§ **Short exercise**
Copy out every line of the records where the string "Learn" occurs.

§ **Dataset excerpt**
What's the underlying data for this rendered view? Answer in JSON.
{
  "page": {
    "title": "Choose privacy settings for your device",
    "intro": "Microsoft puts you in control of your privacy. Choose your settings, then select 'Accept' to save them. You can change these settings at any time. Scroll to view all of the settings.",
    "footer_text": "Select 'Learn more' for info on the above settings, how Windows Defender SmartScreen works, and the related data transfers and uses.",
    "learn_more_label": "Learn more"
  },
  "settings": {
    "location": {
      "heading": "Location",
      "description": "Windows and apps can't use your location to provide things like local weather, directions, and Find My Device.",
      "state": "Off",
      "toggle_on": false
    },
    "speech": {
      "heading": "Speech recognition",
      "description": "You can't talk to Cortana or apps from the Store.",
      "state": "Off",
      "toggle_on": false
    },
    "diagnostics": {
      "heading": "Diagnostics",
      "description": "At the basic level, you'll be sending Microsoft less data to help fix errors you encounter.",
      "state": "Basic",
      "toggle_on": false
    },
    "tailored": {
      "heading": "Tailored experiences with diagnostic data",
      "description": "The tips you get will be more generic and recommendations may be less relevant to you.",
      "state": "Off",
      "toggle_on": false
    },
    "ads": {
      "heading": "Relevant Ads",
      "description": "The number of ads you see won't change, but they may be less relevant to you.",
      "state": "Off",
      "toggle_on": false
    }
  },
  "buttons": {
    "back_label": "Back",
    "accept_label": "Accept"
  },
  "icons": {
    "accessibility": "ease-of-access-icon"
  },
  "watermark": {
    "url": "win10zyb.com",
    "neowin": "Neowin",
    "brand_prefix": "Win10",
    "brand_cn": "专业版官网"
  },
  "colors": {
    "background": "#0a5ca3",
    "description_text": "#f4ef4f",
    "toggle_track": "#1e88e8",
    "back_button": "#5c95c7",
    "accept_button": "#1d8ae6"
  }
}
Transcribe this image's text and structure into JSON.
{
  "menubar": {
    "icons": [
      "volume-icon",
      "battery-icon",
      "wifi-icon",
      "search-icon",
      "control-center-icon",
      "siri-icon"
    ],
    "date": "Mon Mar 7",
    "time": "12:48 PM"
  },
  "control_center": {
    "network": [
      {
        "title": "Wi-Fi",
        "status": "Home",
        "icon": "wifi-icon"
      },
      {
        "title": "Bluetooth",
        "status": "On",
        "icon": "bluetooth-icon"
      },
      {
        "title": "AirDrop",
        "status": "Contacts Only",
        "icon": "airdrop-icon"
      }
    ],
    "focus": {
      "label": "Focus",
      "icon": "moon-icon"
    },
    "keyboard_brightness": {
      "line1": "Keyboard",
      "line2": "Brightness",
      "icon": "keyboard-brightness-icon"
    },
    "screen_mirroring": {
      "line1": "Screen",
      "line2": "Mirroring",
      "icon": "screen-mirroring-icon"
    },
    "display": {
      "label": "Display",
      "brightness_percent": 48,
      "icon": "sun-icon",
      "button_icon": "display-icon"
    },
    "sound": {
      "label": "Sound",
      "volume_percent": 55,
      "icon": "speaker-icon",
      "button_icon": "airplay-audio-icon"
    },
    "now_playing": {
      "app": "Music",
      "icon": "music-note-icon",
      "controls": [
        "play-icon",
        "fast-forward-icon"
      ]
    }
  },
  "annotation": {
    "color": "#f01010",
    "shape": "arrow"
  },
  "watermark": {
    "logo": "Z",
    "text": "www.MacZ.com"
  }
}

§ **Answer for the task**
    "footer_text": "Select 'Learn more' for info on the above settings, how Windows Defender SmartScreen works, and the related data transfers and uses.",
    "learn_more_label": "Learn more"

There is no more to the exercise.